** Start of The input **

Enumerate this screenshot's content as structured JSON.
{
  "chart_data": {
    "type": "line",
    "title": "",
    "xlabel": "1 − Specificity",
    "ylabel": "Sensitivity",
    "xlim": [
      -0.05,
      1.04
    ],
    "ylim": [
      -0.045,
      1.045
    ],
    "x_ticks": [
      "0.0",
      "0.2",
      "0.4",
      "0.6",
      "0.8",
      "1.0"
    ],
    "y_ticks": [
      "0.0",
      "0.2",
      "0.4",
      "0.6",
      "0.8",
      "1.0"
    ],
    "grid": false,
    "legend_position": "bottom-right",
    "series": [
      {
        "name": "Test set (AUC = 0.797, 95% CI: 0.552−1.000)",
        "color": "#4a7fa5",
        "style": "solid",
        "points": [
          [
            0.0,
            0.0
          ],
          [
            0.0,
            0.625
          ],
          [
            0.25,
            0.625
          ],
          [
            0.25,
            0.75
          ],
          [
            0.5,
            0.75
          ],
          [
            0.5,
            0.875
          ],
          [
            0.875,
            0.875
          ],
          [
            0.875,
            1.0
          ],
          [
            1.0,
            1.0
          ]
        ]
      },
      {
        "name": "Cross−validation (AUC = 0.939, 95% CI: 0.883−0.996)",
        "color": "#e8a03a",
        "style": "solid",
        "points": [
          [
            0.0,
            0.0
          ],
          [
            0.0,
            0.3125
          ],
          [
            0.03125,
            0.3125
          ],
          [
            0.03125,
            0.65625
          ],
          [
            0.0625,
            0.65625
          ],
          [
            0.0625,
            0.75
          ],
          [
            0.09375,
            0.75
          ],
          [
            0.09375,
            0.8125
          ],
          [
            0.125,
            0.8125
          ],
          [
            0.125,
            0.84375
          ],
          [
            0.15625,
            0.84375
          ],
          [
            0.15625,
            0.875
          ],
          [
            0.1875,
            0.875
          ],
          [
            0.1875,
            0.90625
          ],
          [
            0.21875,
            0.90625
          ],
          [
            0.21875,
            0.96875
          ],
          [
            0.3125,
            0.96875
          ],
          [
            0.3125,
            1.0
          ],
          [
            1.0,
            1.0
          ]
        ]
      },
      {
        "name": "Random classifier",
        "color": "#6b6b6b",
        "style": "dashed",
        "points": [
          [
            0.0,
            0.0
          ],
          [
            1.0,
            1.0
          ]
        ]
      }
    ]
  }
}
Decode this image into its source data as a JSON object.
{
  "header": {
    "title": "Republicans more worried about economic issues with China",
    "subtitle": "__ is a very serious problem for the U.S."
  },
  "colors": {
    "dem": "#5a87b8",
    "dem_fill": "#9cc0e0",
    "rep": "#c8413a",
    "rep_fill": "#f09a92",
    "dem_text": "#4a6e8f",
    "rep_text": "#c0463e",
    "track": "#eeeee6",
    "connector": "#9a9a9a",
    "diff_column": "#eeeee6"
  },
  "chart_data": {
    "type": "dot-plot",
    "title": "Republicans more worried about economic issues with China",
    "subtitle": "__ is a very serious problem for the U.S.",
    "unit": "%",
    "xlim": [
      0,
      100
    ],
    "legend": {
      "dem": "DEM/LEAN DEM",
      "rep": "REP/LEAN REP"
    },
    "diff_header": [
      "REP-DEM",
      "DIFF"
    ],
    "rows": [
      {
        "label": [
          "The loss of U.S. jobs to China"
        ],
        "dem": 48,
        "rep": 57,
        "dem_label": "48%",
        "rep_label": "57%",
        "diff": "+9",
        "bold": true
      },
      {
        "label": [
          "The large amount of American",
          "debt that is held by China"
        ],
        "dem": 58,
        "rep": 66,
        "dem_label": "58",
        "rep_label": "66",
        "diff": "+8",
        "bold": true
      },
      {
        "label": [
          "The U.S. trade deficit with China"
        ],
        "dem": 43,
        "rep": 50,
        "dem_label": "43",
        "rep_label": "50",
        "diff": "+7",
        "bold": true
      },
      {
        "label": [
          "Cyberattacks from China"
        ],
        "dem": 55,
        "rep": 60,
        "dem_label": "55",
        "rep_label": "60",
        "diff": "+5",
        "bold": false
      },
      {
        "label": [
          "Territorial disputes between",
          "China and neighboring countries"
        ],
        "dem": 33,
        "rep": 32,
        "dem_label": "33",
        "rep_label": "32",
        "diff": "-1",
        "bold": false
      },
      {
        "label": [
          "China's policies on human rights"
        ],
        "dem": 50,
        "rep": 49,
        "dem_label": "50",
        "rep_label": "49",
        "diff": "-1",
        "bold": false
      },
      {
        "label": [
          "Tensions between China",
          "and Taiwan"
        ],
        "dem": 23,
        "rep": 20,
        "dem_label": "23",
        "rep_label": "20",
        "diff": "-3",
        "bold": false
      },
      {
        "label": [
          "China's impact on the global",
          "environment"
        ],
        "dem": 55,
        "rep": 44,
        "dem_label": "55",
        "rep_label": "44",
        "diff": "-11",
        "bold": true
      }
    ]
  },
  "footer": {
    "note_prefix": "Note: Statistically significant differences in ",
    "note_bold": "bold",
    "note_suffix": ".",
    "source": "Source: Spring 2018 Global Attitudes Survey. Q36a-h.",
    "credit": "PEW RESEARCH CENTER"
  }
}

** End of The input **

Written problem =>
Repeat all entries. Match them exactly.

Solution to the problem =>
Enumerate this screenshot's content as structured JSON.
{
  "chart_data": {
    "type": "line",
    "title": "",
    "xlabel": "1 − Specificity",
    "ylabel": "Sensitivity",
    "xlim": [
      -0.05,
      1.04
    ],
    "ylim": [
      -0.045,
      1.045
    ],
    "x_ticks": [
      "0.0",
      "0.2",
      "0.4",
      "0.6",
      "0.8",
      "1.0"
    ],
    "y_ticks": [
      "0.0",
      "0.2",
      "0.4",
      "0.6",
      "0.8",
      "1.0"
    ],
    "grid": false,
    "legend_position": "bottom-right",
    "series": [
      {
        "name": "Test set (AUC = 0.797, 95% CI: 0.552−1.000)",
        "color": "#4a7fa5",
        "style": "solid",
        "points": [
          [
            0.0,
            0.0
          ],
          [
            0.0,
            0.625
          ],
          [
            0.25,
            0.625
          ],
          [
            0.25,
            0.75
          ],
          [
            0.5,
            0.75
          ],
          [
            0.5,
            0.875
          ],
          [
            0.875,
            0.875
          ],
          [
            0.875,
            1.0
          ],
          [
            1.0,
            1.0
          ]
        ]
      },
      {
        "name": "Cross−validation (AUC = 0.939, 95% CI: 0.883−0.996)",
        "color": "#e8a03a",
        "style": "solid",
        "points": [
          [
            0.0,
            0.0
          ],
          [
            0.0,
            0.3125
          ],
          [
            0.03125,
            0.3125
          ],
          [
            0.03125,
            0.65625
          ],
          [
            0.0625,
            0.65625
          ],
          [
            0.0625,
            0.75
          ],
          [
            0.09375,
            0.75
          ],
          [
            0.09375,
            0.8125
          ],
          [
            0.125,
            0.8125
          ],
          [
            0.125,
            0.84375
          ],
          [
            0.15625,
            0.84375
          ],
          [
            0.15625,
            0.875
          ],
          [
            0.1875,
            0.875
          ],
          [
            0.1875,
            0.90625
          ],
          [
            0.21875,
            0.90625
          ],
          [
            0.21875,
            0.96875
          ],
          [
            0.3125,
            0.96875
          ],
          [
            0.3125,
            1.0
          ],
          [
            1.0,
            1.0
          ]
        ]
      },
      {
        "name": "Random classifier",
        "color": "#6b6b6b",
        "style": "dashed",
        "points": [
          [
            0.0,
            0.0
          ],
          [
            1.0,
            1.0
          ]
        ]
      }
    ]
  }
}
Decode this image into its source data as a JSON object.
{
  "header": {
    "title": "Republicans more worried about economic issues with China",
    "subtitle": "__ is a very serious problem for the U.S."
  },
  "colors": {
    "dem": "#5a87b8",
    "dem_fill": "#9cc0e0",
    "rep": "#c8413a",
    "rep_fill": "#f09a92",
    "dem_text": "#4a6e8f",
    "rep_text": "#c0463e",
    "track": "#eeeee6",
    "connector": "#9a9a9a",
    "diff_column": "#eeeee6"
  },
  "chart_data": {
    "type": "dot-plot",
    "title": "Republicans more worried about economic issues with China",
    "subtitle": "__ is a very serious problem for the U.S.",
    "unit": "%",
    "xlim": [
      0,
      100
    ],
    "legend": {
      "dem": "DEM/LEAN DEM",
      "rep": "REP/LEAN REP"
    },
    "diff_header": [
      "REP-DEM",
      "DIFF"
    ],
    "rows": [
      {
        "label": [
          "The loss of U.S. jobs to China"
        ],
        "dem": 48,
        "rep": 57,
        "dem_label": "48%",
        "rep_label": "57%",
        "diff": "+9",
        "bold": true
      },
      {
        "label": [
          "The large amount of American",
          "debt that is held by China"
        ],
        "dem": 58,
        "rep": 66,
        "dem_label": "58",
        "rep_label": "66",
        "diff": "+8",
        "bold": true
      },
      {
        "label": [
          "The U.S. trade deficit with China"
        ],
        "dem": 43,
        "rep": 50,
        "dem_label": "43",
        "rep_label": "50",
        "diff": "+7",
        "bold": true
      },
      {
        "label": [
          "Cyberattacks from China"
        ],
        "dem": 55,
        "rep": 60,
        "dem_label": "55",
        "rep_label": "60",
        "diff": "+5",
        "bold": false
      },
      {
        "label": [
          "Territorial disputes between",
          "China and neighboring countries"
        ],
        "dem": 33,
        "rep": 32,
        "dem_label": "33",
        "rep_label": "32",
        "diff": "-1",
        "bold": false
      },
      {
        "label": [
          "China's policies on human rights"
        ],
        "dem": 50,
        "rep": 49,
        "dem_label": "50",
        "rep_label": "49",
        "diff": "-1",
        "bold": false
      },
      {
        "label": [
          "Tensions between China",
          "and Taiwan"
        ],
        "dem": 23,
        "rep": 20,
        "dem_label": "23",
        "rep_label": "20",
        "diff": "-3",
        "bold": false
      },
      {
        "label": [
          "China's impact on the global",
          "environment"
        ],
        "dem": 55,
        "rep": 44,
        "dem_label": "55",
        "rep_label": "44",
        "diff": "-11",
        "bold": true
      }
    ]
  },
  "footer": {
    "note_prefix": "Note: Statistically significant differences in ",
    "note_bold": "bold",
    "note_suffix": ".",
    "source": "Source: Spring 2018 Global Attitudes Survey. Q36a-h.",
    "credit": "PEW RESEARCH CENTER"
  }
}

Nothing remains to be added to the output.